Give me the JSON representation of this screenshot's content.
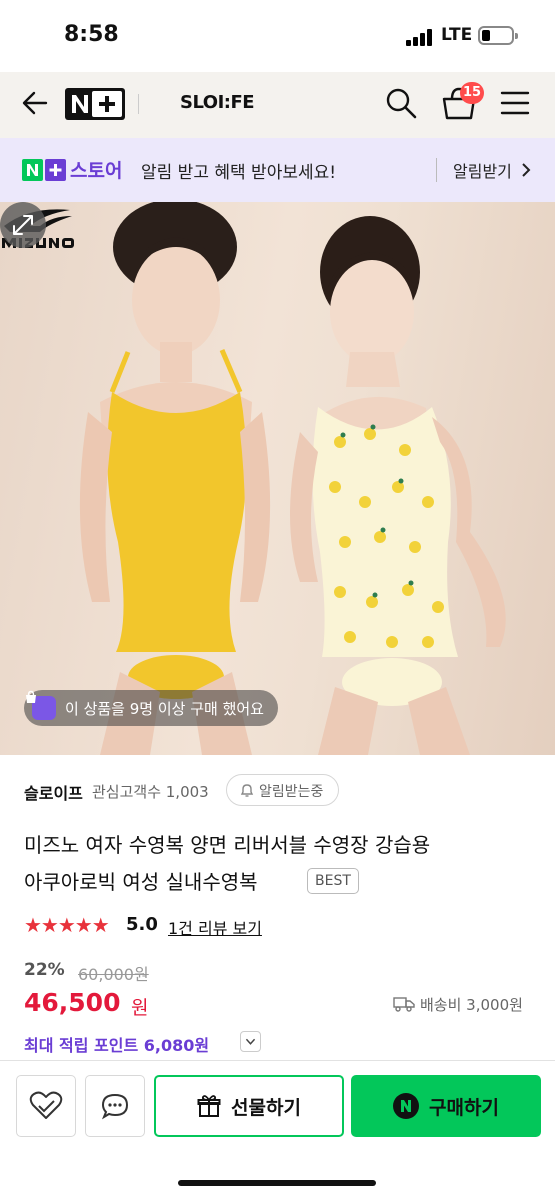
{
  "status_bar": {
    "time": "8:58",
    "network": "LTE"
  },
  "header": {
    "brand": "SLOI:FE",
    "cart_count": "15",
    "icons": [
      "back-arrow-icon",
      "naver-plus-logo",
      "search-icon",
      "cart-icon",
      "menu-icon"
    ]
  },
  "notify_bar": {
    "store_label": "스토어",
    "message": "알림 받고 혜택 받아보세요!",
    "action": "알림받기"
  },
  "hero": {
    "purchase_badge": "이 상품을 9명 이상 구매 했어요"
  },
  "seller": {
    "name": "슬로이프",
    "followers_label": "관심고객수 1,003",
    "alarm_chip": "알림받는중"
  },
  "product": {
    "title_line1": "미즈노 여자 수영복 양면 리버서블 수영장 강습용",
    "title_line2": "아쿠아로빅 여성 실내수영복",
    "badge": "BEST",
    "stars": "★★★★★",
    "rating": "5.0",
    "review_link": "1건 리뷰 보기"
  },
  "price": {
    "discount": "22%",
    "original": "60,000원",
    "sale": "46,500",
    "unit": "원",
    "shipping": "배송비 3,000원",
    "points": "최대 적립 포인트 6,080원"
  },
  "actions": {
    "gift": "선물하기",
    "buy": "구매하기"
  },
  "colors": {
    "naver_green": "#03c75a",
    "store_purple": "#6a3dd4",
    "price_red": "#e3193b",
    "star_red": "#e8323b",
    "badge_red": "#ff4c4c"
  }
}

Exercise directions: Strip out the pictures and quote the remaining data word for word.

The solution:
Give me the JSON representation of this screenshot's content.
{
  "status_bar": {
    "time": "8:58",
    "network": "LTE"
  },
  "header": {
    "brand": "SLOI:FE",
    "cart_count": "15",
    "icons": [
      "back-arrow-icon",
      "naver-plus-logo",
      "search-icon",
      "cart-icon",
      "menu-icon"
    ]
  },
  "notify_bar": {
    "store_label": "스토어",
    "message": "알림 받고 혜택 받아보세요!",
    "action": "알림받기"
  },
  "hero": {
    "purchase_badge": "이 상품을 9명 이상 구매 했어요"
  },
  "seller": {
    "name": "슬로이프",
    "followers_label": "관심고객수 1,003",
    "alarm_chip": "알림받는중"
  },
  "product": {
    "title_line1": "미즈노 여자 수영복 양면 리버서블 수영장 강습용",
    "title_line2": "아쿠아로빅 여성 실내수영복",
    "badge": "BEST",
    "stars": "★★★★★",
    "rating": "5.0",
    "review_link": "1건 리뷰 보기"
  },
  "price": {
    "discount": "22%",
    "original": "60,000원",
    "sale": "46,500",
    "unit": "원",
    "shipping": "배송비 3,000원",
    "points": "최대 적립 포인트 6,080원"
  },
  "actions": {
    "gift": "선물하기",
    "buy": "구매하기"
  },
  "colors": {
    "naver_green": "#03c75a",
    "store_purple": "#6a3dd4",
    "price_red": "#e3193b",
    "star_red": "#e8323b",
    "badge_red": "#ff4c4c"
  }
}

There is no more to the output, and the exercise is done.